Figure record listings:
——————
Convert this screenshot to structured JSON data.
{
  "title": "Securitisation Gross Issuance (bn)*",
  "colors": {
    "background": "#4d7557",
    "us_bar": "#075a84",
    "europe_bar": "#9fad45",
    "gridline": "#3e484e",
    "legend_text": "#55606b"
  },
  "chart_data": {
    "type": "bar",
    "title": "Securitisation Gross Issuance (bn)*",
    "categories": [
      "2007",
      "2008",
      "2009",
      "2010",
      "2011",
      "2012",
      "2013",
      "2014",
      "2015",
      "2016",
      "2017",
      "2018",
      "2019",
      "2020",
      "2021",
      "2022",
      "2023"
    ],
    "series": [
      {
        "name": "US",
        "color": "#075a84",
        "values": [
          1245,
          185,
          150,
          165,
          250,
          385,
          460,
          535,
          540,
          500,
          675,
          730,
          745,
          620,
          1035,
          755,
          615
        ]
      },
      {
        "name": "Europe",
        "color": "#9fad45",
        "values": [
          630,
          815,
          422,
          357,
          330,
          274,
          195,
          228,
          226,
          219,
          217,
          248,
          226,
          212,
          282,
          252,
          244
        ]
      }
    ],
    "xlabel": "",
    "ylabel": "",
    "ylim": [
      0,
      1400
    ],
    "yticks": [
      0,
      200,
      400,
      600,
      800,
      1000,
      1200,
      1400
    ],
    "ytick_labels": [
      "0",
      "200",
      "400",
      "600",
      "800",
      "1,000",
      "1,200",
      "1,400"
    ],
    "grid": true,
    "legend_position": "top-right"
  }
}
——————
» Goal of the exercise
Where a line contains the string "Issuance", extract that line.

» Expected answer
  "title": "Securitisation Gross Issuance (bn)*",
    "title": "Securitisation Gross Issuance (bn)*",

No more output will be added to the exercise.